Saved entries:
┏━━
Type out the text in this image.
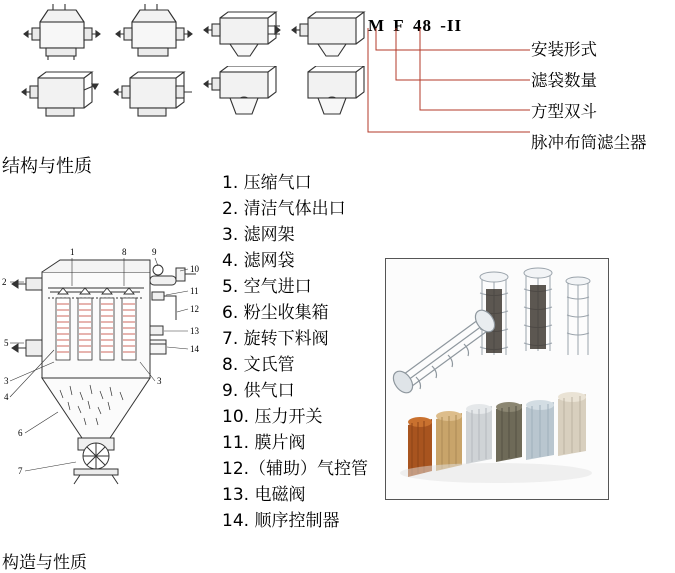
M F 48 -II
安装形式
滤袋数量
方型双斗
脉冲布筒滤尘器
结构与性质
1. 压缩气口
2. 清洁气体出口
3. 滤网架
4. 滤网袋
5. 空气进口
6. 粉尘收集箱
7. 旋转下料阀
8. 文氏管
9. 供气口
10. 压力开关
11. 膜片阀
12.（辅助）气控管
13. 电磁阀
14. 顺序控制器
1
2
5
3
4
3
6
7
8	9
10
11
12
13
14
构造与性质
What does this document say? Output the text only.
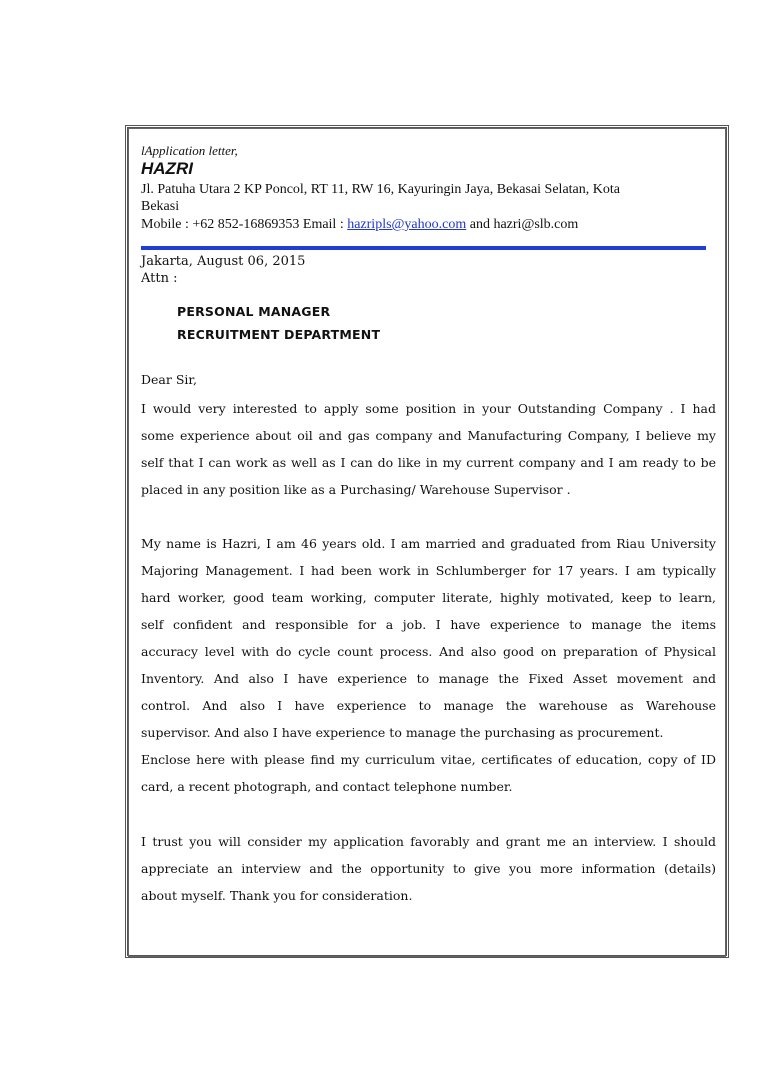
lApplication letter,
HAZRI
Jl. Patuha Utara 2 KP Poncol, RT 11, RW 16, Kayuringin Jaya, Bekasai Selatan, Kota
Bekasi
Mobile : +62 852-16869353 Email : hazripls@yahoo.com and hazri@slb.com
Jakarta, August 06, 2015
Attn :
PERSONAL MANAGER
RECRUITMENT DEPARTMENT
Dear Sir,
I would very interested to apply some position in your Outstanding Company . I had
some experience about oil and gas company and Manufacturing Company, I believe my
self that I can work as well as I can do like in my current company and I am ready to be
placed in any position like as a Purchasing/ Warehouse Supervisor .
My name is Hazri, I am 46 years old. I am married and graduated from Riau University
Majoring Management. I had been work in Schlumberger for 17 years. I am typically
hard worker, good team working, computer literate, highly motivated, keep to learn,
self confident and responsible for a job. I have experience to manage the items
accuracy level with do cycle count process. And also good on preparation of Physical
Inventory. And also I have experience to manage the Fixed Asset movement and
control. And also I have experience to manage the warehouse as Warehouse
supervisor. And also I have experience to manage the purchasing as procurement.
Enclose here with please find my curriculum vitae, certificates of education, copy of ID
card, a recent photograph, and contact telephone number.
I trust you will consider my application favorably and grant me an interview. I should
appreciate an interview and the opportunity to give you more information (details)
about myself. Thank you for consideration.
┗━━
[Written request]
Please set down each line of the data above exactly as written, without the pictures.

[Answer to the exercise]
Type out the text in this image.
M F 48 -II
安装形式
滤袋数量
方型双斗
脉冲布筒滤尘器
结构与性质
1. 压缩气口
2. 清洁气体出口
3. 滤网架
4. 滤网袋
5. 空气进口
6. 粉尘收集箱
7. 旋转下料阀
8. 文氏管
9. 供气口
10. 压力开关
11. 膜片阀
12.（辅助）气控管
13. 电磁阀
14. 顺序控制器
1
2
5
3
4
3
6
7
8	9
10
11
12
13
14
构造与性质
What does this document say? Output the text only.
lApplication letter,
HAZRI
Jl. Patuha Utara 2 KP Poncol, RT 11, RW 16, Kayuringin Jaya, Bekasai Selatan, Kota
Bekasi
Mobile : +62 852-16869353 Email : hazripls@yahoo.com and hazri@slb.com
Jakarta, August 06, 2015
Attn :
PERSONAL MANAGER
RECRUITMENT DEPARTMENT
Dear Sir,
I would very interested to apply some position in your Outstanding Company . I had
some experience about oil and gas company and Manufacturing Company, I believe my
self that I can work as well as I can do like in my current company and I am ready to be
placed in any position like as a Purchasing/ Warehouse Supervisor .
My name is Hazri, I am 46 years old. I am married and graduated from Riau University
Majoring Management. I had been work in Schlumberger for 17 years. I am typically
hard worker, good team working, computer literate, highly motivated, keep to learn,
self confident and responsible for a job. I have experience to manage the items
accuracy level with do cycle count process. And also good on preparation of Physical
Inventory. And also I have experience to manage the Fixed Asset movement and
control. And also I have experience to manage the warehouse as Warehouse
supervisor. And also I have experience to manage the purchasing as procurement.
Enclose here with please find my curriculum vitae, certificates of education, copy of ID
card, a recent photograph, and contact telephone number.
I trust you will consider my application favorably and grant me an interview. I should
appreciate an interview and the opportunity to give you more information (details)
about myself. Thank you for consideration.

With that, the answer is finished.